» **Written instruction**
Report how many lines of the following entries include the string "JSON"; respond with the number alone.

- - - - - - -

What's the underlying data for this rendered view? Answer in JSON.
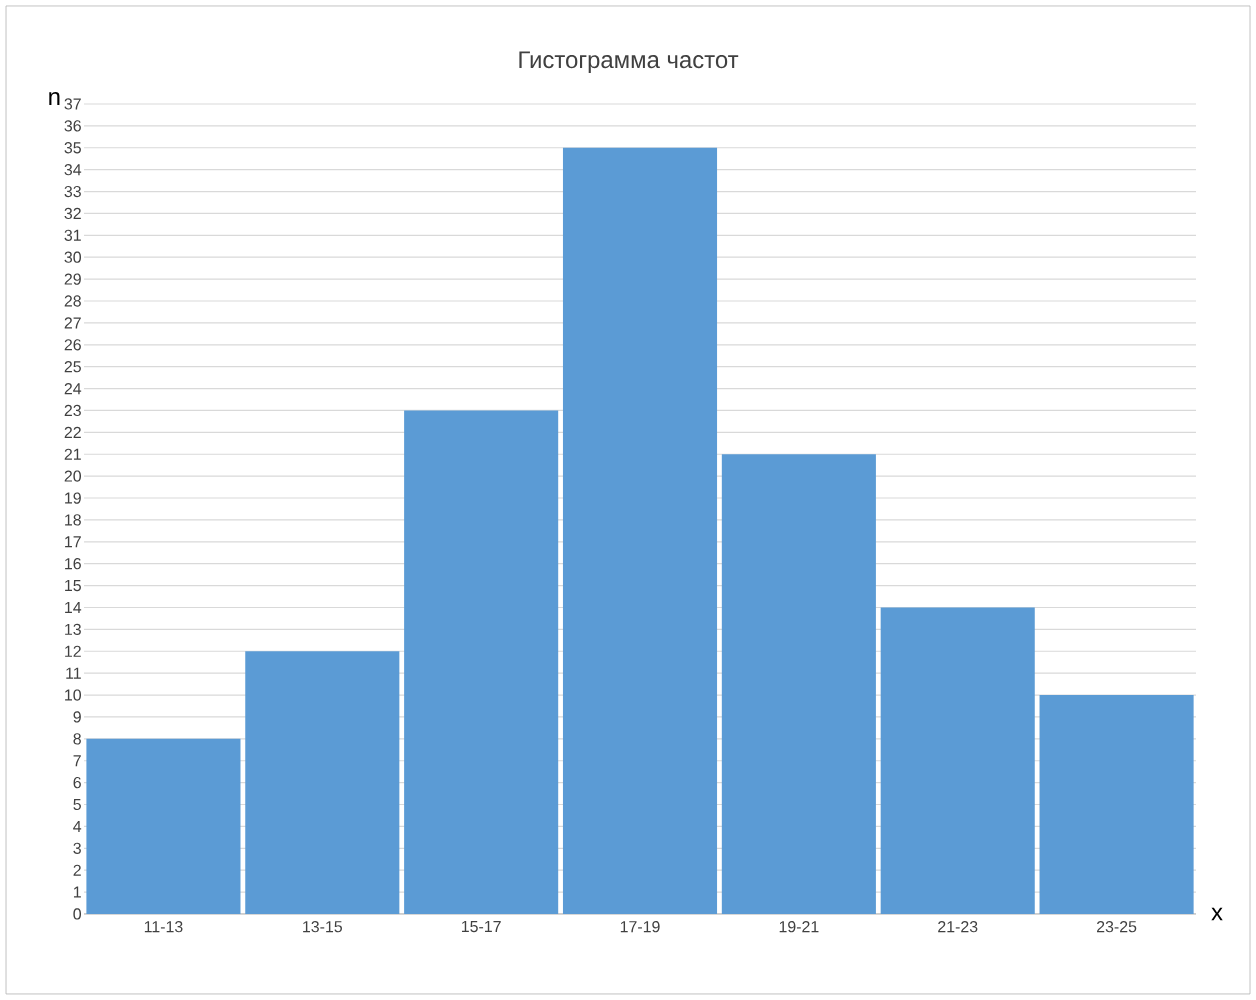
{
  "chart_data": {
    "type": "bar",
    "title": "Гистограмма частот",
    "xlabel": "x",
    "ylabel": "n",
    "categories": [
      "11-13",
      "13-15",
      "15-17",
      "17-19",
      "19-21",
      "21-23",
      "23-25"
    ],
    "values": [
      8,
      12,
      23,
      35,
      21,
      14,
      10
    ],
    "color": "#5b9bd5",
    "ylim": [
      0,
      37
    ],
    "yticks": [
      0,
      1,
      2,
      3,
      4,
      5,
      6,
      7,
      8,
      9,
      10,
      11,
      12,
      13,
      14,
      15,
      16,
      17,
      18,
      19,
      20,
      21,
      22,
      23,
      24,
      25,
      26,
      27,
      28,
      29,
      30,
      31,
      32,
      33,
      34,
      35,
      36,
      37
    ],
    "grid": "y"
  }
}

- - - - - - -

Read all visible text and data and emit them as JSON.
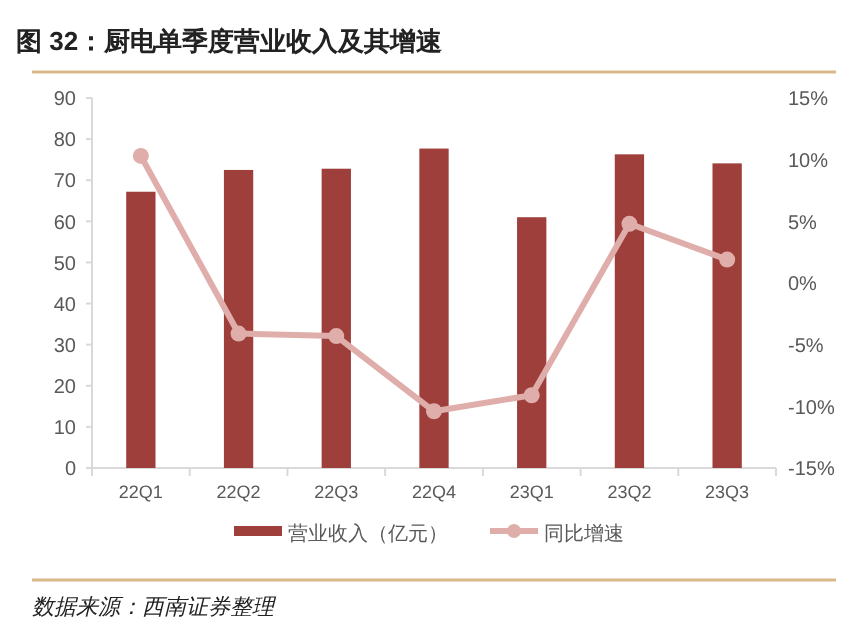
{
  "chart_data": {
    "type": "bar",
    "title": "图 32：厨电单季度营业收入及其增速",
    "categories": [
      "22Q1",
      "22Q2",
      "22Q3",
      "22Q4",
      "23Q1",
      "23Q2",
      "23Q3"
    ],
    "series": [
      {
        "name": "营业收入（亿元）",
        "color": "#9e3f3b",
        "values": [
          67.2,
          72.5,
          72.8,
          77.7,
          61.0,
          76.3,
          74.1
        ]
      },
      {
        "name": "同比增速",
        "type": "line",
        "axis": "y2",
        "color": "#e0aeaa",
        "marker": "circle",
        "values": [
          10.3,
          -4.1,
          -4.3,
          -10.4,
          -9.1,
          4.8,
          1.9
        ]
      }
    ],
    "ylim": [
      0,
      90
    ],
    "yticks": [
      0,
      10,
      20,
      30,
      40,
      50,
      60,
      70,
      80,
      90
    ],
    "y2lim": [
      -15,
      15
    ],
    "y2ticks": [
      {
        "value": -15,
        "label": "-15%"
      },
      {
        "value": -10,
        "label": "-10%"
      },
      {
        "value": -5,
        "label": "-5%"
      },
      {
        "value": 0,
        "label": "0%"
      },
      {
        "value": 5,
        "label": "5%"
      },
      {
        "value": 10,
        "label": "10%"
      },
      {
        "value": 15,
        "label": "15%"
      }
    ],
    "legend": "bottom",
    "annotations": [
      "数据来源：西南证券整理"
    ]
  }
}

- - - - - - -

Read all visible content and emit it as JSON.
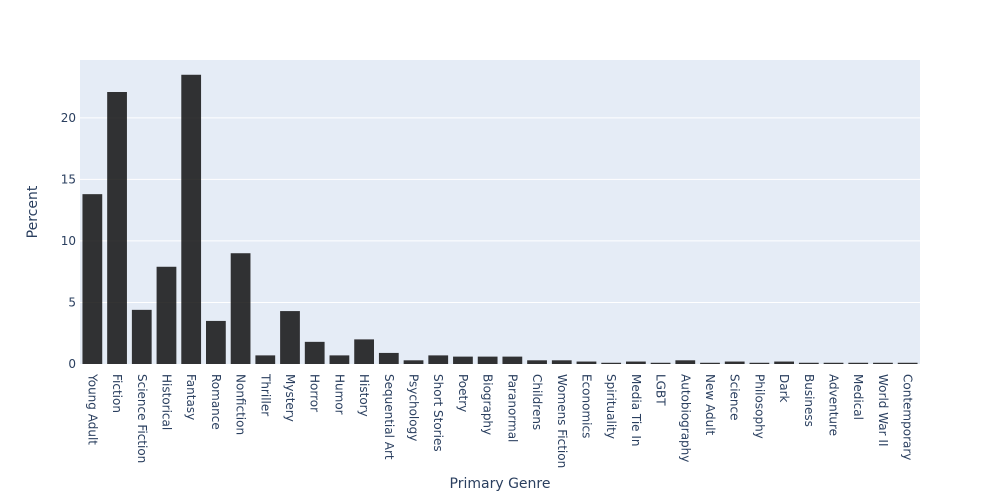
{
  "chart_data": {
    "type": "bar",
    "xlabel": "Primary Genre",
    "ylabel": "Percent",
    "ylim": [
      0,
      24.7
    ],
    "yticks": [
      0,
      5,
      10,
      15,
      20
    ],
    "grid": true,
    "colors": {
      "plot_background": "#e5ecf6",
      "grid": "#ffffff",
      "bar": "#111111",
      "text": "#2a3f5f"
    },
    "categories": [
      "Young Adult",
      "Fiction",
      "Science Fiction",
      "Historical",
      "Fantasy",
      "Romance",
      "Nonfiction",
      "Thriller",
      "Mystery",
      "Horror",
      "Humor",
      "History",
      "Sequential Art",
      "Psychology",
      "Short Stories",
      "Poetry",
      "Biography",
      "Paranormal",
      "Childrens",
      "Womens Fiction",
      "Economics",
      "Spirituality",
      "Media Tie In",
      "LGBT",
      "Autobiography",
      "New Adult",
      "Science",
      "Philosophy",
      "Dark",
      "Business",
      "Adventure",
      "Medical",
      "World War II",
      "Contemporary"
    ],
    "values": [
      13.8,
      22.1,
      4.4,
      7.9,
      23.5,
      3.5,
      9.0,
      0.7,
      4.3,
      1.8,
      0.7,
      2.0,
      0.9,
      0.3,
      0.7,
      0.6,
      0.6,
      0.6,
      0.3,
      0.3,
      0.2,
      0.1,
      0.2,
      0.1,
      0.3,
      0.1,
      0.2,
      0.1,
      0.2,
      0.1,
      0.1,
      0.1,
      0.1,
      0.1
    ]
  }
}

- - - - - - -

» **Response below**
3